WHAT TO DO »
Below are some entries; can you quote all of them exactly?

———

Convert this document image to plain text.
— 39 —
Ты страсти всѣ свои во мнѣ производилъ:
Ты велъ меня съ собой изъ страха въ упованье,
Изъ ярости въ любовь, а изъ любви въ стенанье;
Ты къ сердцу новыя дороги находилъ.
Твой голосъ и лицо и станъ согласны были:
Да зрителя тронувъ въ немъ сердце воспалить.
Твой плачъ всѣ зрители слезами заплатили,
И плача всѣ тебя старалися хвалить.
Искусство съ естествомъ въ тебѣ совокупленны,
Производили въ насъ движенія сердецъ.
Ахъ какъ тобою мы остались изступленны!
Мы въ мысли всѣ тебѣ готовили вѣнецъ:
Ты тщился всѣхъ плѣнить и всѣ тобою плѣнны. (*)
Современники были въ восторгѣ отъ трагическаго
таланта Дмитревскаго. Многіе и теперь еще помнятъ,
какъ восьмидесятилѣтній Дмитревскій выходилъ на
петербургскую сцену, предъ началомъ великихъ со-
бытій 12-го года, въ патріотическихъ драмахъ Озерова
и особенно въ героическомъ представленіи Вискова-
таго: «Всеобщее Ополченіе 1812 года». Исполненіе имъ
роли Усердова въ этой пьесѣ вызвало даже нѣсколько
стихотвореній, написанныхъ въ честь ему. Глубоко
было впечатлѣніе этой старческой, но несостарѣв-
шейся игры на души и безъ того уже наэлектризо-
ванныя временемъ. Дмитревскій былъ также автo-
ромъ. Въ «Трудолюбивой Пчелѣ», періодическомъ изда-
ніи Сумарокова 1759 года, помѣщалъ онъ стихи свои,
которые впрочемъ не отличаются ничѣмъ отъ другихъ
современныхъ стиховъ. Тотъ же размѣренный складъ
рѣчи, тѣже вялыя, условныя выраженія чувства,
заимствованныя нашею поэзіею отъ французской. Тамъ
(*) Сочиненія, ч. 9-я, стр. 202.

———

OUTPUT BELOW »
Convert this document image to plain text.
— 39 —
Ты страсти всѣ свои во мнѣ производилъ:
Ты велъ меня съ собой изъ страха въ упованье,
Изъ ярости въ любовь, а изъ любви въ стенанье;
Ты къ сердцу новыя дороги находилъ.
Твой голосъ и лицо и станъ согласны были:
Да зрителя тронувъ въ немъ сердце воспалить.
Твой плачъ всѣ зрители слезами заплатили,
И плача всѣ тебя старалися хвалить.
Искусство съ естествомъ въ тебѣ совокупленны,
Производили въ насъ движенія сердецъ.
Ахъ какъ тобою мы остались изступленны!
Мы въ мысли всѣ тебѣ готовили вѣнецъ:
Ты тщился всѣхъ плѣнить и всѣ тобою плѣнны. (*)
Современники были въ восторгѣ отъ трагическаго
таланта Дмитревскаго. Многіе и теперь еще помнятъ,
какъ восьмидесятилѣтній Дмитревскій выходилъ на
петербургскую сцену, предъ началомъ великихъ со-
бытій 12-го года, въ патріотическихъ драмахъ Озерова
и особенно въ героическомъ представленіи Вискова-
таго: «Всеобщее Ополченіе 1812 года». Исполненіе имъ
роли Усердова въ этой пьесѣ вызвало даже нѣсколько
стихотвореній, написанныхъ въ честь ему. Глубоко
было впечатлѣніе этой старческой, но несостарѣв-
шейся игры на души и безъ того уже наэлектризо-
ванныя временемъ. Дмитревскій былъ также автo-
ромъ. Въ «Трудолюбивой Пчелѣ», періодическомъ изда-
ніи Сумарокова 1759 года, помѣщалъ онъ стихи свои,
которые впрочемъ не отличаются ничѣмъ отъ другихъ
современныхъ стиховъ. Тотъ же размѣренный складъ
рѣчи, тѣже вялыя, условныя выраженія чувства,
заимствованныя нашею поэзіею отъ французской. Тамъ
(*) Сочиненія, ч. 9-я, стр. 202.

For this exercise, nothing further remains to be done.